> **TASK DETAILS**: Within the records that follow, find every line containing the string "Formula". Copy those lines.

════════════════

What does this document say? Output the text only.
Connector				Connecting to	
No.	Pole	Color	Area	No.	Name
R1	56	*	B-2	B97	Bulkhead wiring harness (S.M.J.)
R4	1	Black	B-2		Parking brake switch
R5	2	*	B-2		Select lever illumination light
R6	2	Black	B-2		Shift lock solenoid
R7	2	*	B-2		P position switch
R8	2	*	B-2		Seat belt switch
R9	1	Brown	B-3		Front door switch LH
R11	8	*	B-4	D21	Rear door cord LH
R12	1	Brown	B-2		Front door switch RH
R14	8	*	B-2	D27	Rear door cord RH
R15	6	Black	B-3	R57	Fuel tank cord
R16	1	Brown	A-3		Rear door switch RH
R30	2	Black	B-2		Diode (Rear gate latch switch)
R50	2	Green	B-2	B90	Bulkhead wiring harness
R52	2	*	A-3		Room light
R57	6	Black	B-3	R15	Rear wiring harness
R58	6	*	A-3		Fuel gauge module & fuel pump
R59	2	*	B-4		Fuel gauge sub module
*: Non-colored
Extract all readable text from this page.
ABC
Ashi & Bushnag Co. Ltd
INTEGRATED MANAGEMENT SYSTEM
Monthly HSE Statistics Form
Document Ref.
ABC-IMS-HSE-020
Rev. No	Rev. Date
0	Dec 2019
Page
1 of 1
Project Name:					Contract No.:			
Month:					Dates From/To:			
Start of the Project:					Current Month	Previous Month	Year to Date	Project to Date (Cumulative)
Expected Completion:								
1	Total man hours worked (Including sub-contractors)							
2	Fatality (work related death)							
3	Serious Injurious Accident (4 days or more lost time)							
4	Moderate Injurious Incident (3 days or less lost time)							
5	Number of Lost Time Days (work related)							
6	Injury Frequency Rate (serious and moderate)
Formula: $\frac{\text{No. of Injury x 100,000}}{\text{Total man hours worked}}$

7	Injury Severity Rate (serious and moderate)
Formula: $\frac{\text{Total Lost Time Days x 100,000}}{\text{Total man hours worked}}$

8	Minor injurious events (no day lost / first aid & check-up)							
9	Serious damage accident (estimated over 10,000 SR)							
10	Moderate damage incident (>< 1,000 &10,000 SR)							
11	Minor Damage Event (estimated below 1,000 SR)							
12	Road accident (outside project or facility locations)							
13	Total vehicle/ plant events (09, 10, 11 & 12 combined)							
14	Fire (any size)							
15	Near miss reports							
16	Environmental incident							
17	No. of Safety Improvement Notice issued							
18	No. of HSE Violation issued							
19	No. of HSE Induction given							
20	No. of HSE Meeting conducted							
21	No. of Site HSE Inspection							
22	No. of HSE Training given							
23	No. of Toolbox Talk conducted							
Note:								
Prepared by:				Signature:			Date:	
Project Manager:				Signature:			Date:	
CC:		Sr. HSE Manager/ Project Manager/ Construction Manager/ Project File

════════════════

> **OUTPUT FOR THIS EXERCISE**:
Formula: $\frac{\text{No. of Injury x 100,000}}{\text{Total man hours worked}}$
Formula: $\frac{\text{Total Lost Time Days x 100,000}}{\text{Total man hours worked}}$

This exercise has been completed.